#### Work required
Copy out all lines of the records in which the word "this" appears.

#### Source material
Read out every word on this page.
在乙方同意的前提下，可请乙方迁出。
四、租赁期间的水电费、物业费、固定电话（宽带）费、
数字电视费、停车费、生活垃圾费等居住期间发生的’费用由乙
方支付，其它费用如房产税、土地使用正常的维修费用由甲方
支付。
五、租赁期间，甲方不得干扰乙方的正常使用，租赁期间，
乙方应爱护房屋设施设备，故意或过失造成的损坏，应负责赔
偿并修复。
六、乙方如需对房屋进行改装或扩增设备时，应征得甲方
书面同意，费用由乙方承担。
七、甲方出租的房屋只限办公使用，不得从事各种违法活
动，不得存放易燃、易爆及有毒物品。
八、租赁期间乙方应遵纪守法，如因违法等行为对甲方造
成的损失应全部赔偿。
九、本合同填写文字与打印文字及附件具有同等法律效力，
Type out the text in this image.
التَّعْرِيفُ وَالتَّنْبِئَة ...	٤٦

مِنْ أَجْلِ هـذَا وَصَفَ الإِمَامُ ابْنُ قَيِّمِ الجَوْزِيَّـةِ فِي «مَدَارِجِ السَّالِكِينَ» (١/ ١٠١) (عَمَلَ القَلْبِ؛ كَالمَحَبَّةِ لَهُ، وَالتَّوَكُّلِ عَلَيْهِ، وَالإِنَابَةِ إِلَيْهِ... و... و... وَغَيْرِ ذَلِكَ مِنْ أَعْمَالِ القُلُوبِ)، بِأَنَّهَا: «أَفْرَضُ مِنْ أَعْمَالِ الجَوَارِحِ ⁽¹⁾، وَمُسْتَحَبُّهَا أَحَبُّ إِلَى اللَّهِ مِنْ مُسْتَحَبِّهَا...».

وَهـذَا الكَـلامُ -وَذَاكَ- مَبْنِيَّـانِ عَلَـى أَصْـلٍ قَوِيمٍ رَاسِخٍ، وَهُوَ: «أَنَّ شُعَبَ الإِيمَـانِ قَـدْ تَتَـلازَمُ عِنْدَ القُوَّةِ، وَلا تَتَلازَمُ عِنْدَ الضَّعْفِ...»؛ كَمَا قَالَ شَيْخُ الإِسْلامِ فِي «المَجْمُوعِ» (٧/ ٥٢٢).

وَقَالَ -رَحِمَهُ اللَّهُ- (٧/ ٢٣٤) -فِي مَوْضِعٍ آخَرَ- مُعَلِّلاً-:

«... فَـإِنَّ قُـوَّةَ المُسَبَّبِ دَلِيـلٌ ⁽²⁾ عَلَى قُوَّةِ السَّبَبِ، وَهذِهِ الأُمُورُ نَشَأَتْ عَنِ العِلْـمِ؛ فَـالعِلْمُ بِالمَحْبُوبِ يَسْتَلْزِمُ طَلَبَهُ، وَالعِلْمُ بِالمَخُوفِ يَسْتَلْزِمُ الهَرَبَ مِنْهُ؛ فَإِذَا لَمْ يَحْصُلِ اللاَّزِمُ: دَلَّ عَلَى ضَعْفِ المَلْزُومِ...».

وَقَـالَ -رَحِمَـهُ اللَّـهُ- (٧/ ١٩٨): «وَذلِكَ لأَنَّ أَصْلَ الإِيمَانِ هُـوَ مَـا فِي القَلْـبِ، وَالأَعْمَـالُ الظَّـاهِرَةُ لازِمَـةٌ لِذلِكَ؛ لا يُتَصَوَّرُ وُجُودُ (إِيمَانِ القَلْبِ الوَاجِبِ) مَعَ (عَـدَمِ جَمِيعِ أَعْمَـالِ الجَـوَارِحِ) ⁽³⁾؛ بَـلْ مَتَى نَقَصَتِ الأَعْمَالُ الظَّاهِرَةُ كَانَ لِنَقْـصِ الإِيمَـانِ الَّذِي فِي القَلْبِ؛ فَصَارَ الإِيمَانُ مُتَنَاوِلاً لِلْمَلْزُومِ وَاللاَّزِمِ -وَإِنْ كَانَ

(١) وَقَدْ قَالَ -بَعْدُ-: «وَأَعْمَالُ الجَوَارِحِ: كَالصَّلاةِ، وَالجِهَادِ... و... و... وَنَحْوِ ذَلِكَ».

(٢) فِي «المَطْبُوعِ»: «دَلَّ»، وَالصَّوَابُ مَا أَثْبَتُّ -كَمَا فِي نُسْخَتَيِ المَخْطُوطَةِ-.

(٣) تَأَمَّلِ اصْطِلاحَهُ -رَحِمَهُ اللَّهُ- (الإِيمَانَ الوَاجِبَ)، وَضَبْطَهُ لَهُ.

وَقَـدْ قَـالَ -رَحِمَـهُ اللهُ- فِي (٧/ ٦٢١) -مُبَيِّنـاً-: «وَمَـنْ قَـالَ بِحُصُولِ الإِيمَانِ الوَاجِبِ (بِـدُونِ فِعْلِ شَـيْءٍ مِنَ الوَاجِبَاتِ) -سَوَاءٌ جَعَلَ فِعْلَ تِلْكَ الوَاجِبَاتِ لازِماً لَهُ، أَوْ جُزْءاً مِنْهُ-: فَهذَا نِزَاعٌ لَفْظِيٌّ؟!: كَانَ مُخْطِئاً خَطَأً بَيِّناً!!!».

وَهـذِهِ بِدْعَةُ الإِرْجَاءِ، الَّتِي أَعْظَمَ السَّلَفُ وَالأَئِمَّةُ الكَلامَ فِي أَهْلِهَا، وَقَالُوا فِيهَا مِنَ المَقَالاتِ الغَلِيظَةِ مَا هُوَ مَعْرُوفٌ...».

#### Final answer
Read out every word on this page.
Type out the text in this image.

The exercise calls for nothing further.